- _WORK ORDER A_
In the excerpt on Medea and Jupiter, at what degree were Medea, Juno, the North Node and Jupiter all conjunct in February 2009?
- _WORK ORDER B_
For each statement, say yes or no according to the excerpt on Medea and Jupiter, and quote the words that decide it. (i) The November 1947 eclipse fell at 19 Scorpio. (ii) The eclipses of 1947 lined up with the present by exact degree. (iii) When Medea reaches Mars in April 2019, Jupiter and Medea will be in late Sagittarius.

- _SELECTED EXCERPT_
For the detail mongers among us, this time Jupiter was conjunct Toliman but Medea hadn’t quite gotten there yet. But the Scorpio theme – the reclamation, the economics, the need to negotiate, the need for healing and caring for the injured – that seems to echo rather clearly, both on a national, international and personal level. The eclipses of 1947 were in sync where we are now – not by exact degree, but by sign. November 1947 saw an eclipse at 19 Scorpio with Chiron conjunct…there was a lot which needed doing which could not be learned except by doing it, and one presumes the process of the eclipse made that terribly evident amidst much angst and struggle.

February 2009’s Medea/Jupiter approach had Medea, Juno, the North Node and Jupiter all conjunct at 9 Aquarius, a degree which is successful when treated with in a philosophical manner which in being more or less ‘agnostic’ doesn’t rely on previous tenets. The Sabian Symbol for this degree fits rather fascinatingly with the time – which if you remember was all about the global economic collapse with one side of the discussion calling for seeing things in a new way from a global and more ‘scientific’ or ‘dispassionate’ manner while the other side was rooted in long held traditions and positions, come what may.

 Jupiter as photographed by NASA

The Sabian Symbol for 9 Aquarius goes like this: A MAN WHO HAD FOR A TIME BECOME THE EMBODIMENT OF A POPULAR IDEAL IS MADE TO REALIZE THAT AS A PERSON HE IS NOT THIS IDEAL. The keynote is ‘The need to deal with human beings as persons rather than as screens upon which one projects one’s dream and ideal.’

And that’s the keynote for this phase of Medea growth. From that place Medea is now moving back towards Mars – the astrological ‘how and what motivates us to do things’ point. And when that point is reached in April of 2019, Jupiter and Medea will be in late Sagittarius.

- _PROVIDED MATERIAL_
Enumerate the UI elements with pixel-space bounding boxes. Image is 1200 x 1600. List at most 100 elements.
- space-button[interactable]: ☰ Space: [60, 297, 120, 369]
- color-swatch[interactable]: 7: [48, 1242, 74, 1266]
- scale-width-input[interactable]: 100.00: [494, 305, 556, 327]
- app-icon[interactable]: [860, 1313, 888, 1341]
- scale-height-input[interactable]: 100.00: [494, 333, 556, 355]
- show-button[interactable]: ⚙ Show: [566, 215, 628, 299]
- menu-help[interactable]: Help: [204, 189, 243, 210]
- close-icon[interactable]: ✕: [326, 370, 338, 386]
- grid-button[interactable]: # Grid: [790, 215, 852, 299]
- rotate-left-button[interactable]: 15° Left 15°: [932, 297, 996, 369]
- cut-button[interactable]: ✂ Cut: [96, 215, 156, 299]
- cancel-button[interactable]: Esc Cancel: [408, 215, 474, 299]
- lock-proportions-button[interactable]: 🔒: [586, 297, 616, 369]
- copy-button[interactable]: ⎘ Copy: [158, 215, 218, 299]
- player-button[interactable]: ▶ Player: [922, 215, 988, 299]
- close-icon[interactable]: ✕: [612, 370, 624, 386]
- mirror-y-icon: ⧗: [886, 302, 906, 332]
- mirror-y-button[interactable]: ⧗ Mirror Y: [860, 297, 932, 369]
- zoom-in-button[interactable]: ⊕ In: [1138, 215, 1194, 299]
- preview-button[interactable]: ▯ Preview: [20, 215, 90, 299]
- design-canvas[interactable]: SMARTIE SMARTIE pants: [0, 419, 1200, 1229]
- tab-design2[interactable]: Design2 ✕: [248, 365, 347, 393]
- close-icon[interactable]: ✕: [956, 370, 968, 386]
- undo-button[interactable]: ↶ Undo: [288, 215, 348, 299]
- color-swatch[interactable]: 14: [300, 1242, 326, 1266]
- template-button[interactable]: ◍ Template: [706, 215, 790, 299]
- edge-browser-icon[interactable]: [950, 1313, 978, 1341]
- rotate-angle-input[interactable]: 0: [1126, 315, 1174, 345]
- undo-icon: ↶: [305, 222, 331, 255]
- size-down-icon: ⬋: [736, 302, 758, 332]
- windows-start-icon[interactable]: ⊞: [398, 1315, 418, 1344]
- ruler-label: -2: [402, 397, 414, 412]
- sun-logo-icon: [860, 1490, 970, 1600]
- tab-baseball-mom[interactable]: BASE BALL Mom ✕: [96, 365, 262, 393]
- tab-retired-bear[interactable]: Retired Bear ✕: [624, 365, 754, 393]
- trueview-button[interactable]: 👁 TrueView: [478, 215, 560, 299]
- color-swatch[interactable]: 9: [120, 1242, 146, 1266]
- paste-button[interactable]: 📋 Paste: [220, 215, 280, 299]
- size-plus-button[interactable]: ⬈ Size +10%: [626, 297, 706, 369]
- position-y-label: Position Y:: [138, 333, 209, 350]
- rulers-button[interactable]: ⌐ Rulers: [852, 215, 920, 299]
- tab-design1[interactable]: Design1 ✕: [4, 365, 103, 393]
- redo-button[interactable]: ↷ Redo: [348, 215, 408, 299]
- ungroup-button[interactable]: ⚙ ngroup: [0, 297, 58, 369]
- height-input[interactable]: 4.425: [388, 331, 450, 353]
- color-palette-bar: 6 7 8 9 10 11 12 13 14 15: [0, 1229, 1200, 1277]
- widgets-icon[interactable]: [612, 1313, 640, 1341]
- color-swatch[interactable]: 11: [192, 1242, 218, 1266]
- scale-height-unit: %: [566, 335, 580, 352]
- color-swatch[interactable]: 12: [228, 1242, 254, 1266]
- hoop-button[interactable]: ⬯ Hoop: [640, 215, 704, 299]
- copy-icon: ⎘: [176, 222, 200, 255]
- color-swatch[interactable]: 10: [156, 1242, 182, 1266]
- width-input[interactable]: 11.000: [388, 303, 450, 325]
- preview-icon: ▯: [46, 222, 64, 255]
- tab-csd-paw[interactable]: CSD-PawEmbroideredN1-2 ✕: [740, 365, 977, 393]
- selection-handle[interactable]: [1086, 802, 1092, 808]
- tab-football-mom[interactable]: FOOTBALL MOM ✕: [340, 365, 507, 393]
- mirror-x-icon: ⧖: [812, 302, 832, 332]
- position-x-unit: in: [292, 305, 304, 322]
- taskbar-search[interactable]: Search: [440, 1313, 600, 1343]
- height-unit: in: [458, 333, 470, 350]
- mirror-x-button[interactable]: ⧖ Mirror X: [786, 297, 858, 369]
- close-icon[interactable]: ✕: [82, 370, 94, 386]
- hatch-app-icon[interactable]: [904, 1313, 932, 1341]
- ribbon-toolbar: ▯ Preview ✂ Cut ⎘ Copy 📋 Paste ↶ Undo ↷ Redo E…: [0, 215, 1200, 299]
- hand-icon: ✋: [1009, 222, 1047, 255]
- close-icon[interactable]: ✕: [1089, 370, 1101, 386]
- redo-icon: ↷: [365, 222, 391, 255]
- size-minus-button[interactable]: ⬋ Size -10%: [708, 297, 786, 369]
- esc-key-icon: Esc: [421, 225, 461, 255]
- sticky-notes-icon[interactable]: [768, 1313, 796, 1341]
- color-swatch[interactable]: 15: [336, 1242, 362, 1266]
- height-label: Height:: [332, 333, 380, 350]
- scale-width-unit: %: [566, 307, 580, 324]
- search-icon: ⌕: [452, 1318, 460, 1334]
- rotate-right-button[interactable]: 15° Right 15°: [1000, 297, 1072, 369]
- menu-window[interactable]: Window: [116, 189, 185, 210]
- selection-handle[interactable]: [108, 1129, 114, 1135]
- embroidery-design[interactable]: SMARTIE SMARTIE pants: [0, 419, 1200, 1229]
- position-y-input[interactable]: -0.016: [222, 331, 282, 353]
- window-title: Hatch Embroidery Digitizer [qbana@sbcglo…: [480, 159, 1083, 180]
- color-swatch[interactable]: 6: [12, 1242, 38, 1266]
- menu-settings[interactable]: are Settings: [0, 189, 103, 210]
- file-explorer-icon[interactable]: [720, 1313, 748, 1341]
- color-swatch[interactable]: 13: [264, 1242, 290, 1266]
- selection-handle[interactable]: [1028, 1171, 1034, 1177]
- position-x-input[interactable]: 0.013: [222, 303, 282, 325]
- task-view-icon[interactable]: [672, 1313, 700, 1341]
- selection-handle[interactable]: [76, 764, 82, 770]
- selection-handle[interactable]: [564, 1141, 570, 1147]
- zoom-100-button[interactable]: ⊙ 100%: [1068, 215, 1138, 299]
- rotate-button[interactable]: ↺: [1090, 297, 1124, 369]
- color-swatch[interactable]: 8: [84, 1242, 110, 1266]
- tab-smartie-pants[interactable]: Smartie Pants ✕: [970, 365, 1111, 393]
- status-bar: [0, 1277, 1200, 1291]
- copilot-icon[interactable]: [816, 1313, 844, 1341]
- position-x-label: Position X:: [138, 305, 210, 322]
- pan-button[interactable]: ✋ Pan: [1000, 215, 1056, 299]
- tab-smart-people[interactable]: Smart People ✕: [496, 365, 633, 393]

- _EXERCISE SOLUTION A_
9 Aquarius.

- _EXERCISE SOLUTION B_
(i) Yes: "November 1947 saw an eclipse at 19 Scorpio"
(ii) No: "not by exact degree, but by sign"
(iii) Yes: "when that point is reached in April of 2019, Jupiter and Medea will be in late Sagittarius"